Items listed in a dataset:
== == ==
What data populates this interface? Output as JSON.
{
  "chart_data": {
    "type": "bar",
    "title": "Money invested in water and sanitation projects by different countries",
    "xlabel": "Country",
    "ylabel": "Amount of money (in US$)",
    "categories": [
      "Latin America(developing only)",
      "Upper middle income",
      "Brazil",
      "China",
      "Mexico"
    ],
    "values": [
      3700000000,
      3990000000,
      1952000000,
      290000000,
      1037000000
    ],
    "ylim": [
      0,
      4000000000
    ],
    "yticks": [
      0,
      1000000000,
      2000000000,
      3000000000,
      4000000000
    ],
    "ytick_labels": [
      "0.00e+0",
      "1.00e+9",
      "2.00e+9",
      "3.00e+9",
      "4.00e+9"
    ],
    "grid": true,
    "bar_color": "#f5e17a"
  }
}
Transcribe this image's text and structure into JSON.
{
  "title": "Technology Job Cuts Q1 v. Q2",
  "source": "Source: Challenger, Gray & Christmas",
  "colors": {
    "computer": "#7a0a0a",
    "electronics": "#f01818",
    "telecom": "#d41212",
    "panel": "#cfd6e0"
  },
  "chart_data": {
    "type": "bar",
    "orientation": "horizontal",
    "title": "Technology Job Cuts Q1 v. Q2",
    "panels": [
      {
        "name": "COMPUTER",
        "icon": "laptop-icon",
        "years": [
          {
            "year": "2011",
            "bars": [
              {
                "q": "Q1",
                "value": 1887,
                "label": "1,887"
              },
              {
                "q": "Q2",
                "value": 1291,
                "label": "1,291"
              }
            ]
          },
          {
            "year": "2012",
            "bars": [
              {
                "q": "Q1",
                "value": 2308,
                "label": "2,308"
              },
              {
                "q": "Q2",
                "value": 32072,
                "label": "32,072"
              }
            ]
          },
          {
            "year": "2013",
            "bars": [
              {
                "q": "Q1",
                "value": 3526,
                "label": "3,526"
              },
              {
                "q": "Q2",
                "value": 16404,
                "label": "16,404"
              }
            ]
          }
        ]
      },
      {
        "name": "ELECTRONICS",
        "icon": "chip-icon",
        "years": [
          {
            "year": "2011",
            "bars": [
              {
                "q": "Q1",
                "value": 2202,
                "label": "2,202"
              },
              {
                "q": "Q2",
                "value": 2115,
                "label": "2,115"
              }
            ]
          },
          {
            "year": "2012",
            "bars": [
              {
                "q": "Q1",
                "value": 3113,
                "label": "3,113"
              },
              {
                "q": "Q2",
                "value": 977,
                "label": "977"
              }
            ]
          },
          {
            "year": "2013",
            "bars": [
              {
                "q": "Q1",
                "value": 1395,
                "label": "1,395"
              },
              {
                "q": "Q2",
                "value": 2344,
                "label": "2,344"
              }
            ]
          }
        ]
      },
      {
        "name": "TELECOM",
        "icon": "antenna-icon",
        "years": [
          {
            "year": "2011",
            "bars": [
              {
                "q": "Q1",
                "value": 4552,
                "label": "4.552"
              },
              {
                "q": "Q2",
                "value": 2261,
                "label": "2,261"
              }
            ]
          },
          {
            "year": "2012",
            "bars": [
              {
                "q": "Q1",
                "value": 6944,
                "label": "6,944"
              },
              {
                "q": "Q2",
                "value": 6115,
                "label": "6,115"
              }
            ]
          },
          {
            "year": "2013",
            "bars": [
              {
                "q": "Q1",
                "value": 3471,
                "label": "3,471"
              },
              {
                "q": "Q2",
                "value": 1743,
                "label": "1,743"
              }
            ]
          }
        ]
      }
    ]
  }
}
== == ==
Set problem | The records above must be repeated exactly, every one of them.

Problem solution |
What data populates this interface? Output as JSON.
{
  "chart_data": {
    "type": "bar",
    "title": "Money invested in water and sanitation projects by different countries",
    "xlabel": "Country",
    "ylabel": "Amount of money (in US$)",
    "categories": [
      "Latin America(developing only)",
      "Upper middle income",
      "Brazil",
      "China",
      "Mexico"
    ],
    "values": [
      3700000000,
      3990000000,
      1952000000,
      290000000,
      1037000000
    ],
    "ylim": [
      0,
      4000000000
    ],
    "yticks": [
      0,
      1000000000,
      2000000000,
      3000000000,
      4000000000
    ],
    "ytick_labels": [
      "0.00e+0",
      "1.00e+9",
      "2.00e+9",
      "3.00e+9",
      "4.00e+9"
    ],
    "grid": true,
    "bar_color": "#f5e17a"
  }
}
Transcribe this image's text and structure into JSON.
{
  "title": "Technology Job Cuts Q1 v. Q2",
  "source": "Source: Challenger, Gray & Christmas",
  "colors": {
    "computer": "#7a0a0a",
    "electronics": "#f01818",
    "telecom": "#d41212",
    "panel": "#cfd6e0"
  },
  "chart_data": {
    "type": "bar",
    "orientation": "horizontal",
    "title": "Technology Job Cuts Q1 v. Q2",
    "panels": [
      {
        "name": "COMPUTER",
        "icon": "laptop-icon",
        "years": [
          {
            "year": "2011",
            "bars": [
              {
                "q": "Q1",
                "value": 1887,
                "label": "1,887"
              },
              {
                "q": "Q2",
                "value": 1291,
                "label": "1,291"
              }
            ]
          },
          {
            "year": "2012",
            "bars": [
              {
                "q": "Q1",
                "value": 2308,
                "label": "2,308"
              },
              {
                "q": "Q2",
                "value": 32072,
                "label": "32,072"
              }
            ]
          },
          {
            "year": "2013",
            "bars": [
              {
                "q": "Q1",
                "value": 3526,
                "label": "3,526"
              },
              {
                "q": "Q2",
                "value": 16404,
                "label": "16,404"
              }
            ]
          }
        ]
      },
      {
        "name": "ELECTRONICS",
        "icon": "chip-icon",
        "years": [
          {
            "year": "2011",
            "bars": [
              {
                "q": "Q1",
                "value": 2202,
                "label": "2,202"
              },
              {
                "q": "Q2",
                "value": 2115,
                "label": "2,115"
              }
            ]
          },
          {
            "year": "2012",
            "bars": [
              {
                "q": "Q1",
                "value": 3113,
                "label": "3,113"
              },
              {
                "q": "Q2",
                "value": 977,
                "label": "977"
              }
            ]
          },
          {
            "year": "2013",
            "bars": [
              {
                "q": "Q1",
                "value": 1395,
                "label": "1,395"
              },
              {
                "q": "Q2",
                "value": 2344,
                "label": "2,344"
              }
            ]
          }
        ]
      },
      {
        "name": "TELECOM",
        "icon": "antenna-icon",
        "years": [
          {
            "year": "2011",
            "bars": [
              {
                "q": "Q1",
                "value": 4552,
                "label": "4.552"
              },
              {
                "q": "Q2",
                "value": 2261,
                "label": "2,261"
              }
            ]
          },
          {
            "year": "2012",
            "bars": [
              {
                "q": "Q1",
                "value": 6944,
                "label": "6,944"
              },
              {
                "q": "Q2",
                "value": 6115,
                "label": "6,115"
              }
            ]
          },
          {
            "year": "2013",
            "bars": [
              {
                "q": "Q1",
                "value": 3471,
                "label": "3,471"
              },
              {
                "q": "Q2",
                "value": 1743,
                "label": "1,743"
              }
            ]
          }
        ]
      }
    ]
  }
}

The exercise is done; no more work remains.